▸ **WHAT TO DO**
Output every line below without omitting or altering anything.
___ INPUT FOR THIS TASK ___
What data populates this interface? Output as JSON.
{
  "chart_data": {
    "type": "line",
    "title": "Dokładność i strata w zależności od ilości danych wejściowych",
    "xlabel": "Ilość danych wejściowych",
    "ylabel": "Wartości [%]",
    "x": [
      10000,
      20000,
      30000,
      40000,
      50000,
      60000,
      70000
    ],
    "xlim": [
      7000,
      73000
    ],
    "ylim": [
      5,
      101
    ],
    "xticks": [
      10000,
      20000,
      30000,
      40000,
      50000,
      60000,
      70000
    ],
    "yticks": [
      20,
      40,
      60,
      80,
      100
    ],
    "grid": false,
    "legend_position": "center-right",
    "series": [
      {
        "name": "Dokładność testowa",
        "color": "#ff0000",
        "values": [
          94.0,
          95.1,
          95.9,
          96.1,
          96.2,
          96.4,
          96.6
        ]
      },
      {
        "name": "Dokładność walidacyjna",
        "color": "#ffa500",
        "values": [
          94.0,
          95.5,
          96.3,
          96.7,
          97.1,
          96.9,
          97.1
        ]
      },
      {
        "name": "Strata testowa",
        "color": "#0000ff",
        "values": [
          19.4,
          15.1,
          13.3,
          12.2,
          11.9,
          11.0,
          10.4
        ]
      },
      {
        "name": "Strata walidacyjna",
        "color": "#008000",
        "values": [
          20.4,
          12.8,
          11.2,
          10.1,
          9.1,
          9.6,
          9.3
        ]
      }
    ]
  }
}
___
▸ **RESPONSE TO THIS TASK**
What data populates this interface? Output as JSON.
{
  "chart_data": {
    "type": "line",
    "title": "Dokładność i strata w zależności od ilości danych wejściowych",
    "xlabel": "Ilość danych wejściowych",
    "ylabel": "Wartości [%]",
    "x": [
      10000,
      20000,
      30000,
      40000,
      50000,
      60000,
      70000
    ],
    "xlim": [
      7000,
      73000
    ],
    "ylim": [
      5,
      101
    ],
    "xticks": [
      10000,
      20000,
      30000,
      40000,
      50000,
      60000,
      70000
    ],
    "yticks": [
      20,
      40,
      60,
      80,
      100
    ],
    "grid": false,
    "legend_position": "center-right",
    "series": [
      {
        "name": "Dokładność testowa",
        "color": "#ff0000",
        "values": [
          94.0,
          95.1,
          95.9,
          96.1,
          96.2,
          96.4,
          96.6
        ]
      },
      {
        "name": "Dokładność walidacyjna",
        "color": "#ffa500",
        "values": [
          94.0,
          95.5,
          96.3,
          96.7,
          97.1,
          96.9,
          97.1
        ]
      },
      {
        "name": "Strata testowa",
        "color": "#0000ff",
        "values": [
          19.4,
          15.1,
          13.3,
          12.2,
          11.9,
          11.0,
          10.4
        ]
      },
      {
        "name": "Strata walidacyjna",
        "color": "#008000",
        "values": [
          20.4,
          12.8,
          11.2,
          10.1,
          9.1,
          9.6,
          9.3
        ]
      }
    ]
  }
}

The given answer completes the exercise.